Records for this exercise:
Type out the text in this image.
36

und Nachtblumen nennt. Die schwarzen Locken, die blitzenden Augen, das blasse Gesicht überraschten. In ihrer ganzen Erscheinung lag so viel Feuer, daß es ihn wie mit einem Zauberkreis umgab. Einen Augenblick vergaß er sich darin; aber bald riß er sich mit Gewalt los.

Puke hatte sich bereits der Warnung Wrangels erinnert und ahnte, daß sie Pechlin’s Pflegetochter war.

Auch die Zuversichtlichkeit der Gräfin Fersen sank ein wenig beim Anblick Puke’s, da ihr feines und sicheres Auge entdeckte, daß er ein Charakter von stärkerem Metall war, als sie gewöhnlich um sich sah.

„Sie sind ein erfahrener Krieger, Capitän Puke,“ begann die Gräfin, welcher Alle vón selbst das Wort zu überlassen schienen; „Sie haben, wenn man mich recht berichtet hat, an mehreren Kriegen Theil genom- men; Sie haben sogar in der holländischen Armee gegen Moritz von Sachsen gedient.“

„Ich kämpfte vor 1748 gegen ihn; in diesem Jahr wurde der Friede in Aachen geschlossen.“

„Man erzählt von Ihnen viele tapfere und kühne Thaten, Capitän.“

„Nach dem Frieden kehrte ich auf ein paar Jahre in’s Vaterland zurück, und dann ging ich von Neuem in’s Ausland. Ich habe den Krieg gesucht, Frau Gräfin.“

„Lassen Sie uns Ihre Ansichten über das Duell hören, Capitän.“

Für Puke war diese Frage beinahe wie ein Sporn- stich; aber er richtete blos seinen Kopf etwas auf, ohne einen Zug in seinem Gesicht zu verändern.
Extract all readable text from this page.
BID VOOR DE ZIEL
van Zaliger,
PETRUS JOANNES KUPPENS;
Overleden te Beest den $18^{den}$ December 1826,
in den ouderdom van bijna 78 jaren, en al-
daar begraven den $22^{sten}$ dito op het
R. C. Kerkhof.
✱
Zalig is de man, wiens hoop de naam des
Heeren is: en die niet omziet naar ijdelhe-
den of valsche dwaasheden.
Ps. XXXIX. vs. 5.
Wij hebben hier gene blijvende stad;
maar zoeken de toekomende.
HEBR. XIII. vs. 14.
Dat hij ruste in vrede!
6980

How to complete this task: Without dropping a single line, output the records above exactly.

Solution below:
Type out the text in this image.
36

und Nachtblumen nennt. Die schwarzen Locken, die blitzenden Augen, das blasse Gesicht überraschten. In ihrer ganzen Erscheinung lag so viel Feuer, daß es ihn wie mit einem Zauberkreis umgab. Einen Augenblick vergaß er sich darin; aber bald riß er sich mit Gewalt los.

Puke hatte sich bereits der Warnung Wrangels erinnert und ahnte, daß sie Pechlin’s Pflegetochter war.

Auch die Zuversichtlichkeit der Gräfin Fersen sank ein wenig beim Anblick Puke’s, da ihr feines und sicheres Auge entdeckte, daß er ein Charakter von stärkerem Metall war, als sie gewöhnlich um sich sah.

„Sie sind ein erfahrener Krieger, Capitän Puke,“ begann die Gräfin, welcher Alle vón selbst das Wort zu überlassen schienen; „Sie haben, wenn man mich recht berichtet hat, an mehreren Kriegen Theil genom- men; Sie haben sogar in der holländischen Armee gegen Moritz von Sachsen gedient.“

„Ich kämpfte vor 1748 gegen ihn; in diesem Jahr wurde der Friede in Aachen geschlossen.“

„Man erzählt von Ihnen viele tapfere und kühne Thaten, Capitän.“

„Nach dem Frieden kehrte ich auf ein paar Jahre in’s Vaterland zurück, und dann ging ich von Neuem in’s Ausland. Ich habe den Krieg gesucht, Frau Gräfin.“

„Lassen Sie uns Ihre Ansichten über das Duell hören, Capitän.“

Für Puke war diese Frage beinahe wie ein Sporn- stich; aber er richtete blos seinen Kopf etwas auf, ohne einen Zug in seinem Gesicht zu verändern.
Extract all readable text from this page.
BID VOOR DE ZIEL
van Zaliger,
PETRUS JOANNES KUPPENS;
Overleden te Beest den $18^{den}$ December 1826,
in den ouderdom van bijna 78 jaren, en al-
daar begraven den $22^{sten}$ dito op het
R. C. Kerkhof.
✱
Zalig is de man, wiens hoop de naam des
Heeren is: en die niet omziet naar ijdelhe-
den of valsche dwaasheden.
Ps. XXXIX. vs. 5.
Wij hebben hier gene blijvende stad;
maar zoeken de toekomende.
HEBR. XIII. vs. 14.
Dat hij ruste in vrede!
6980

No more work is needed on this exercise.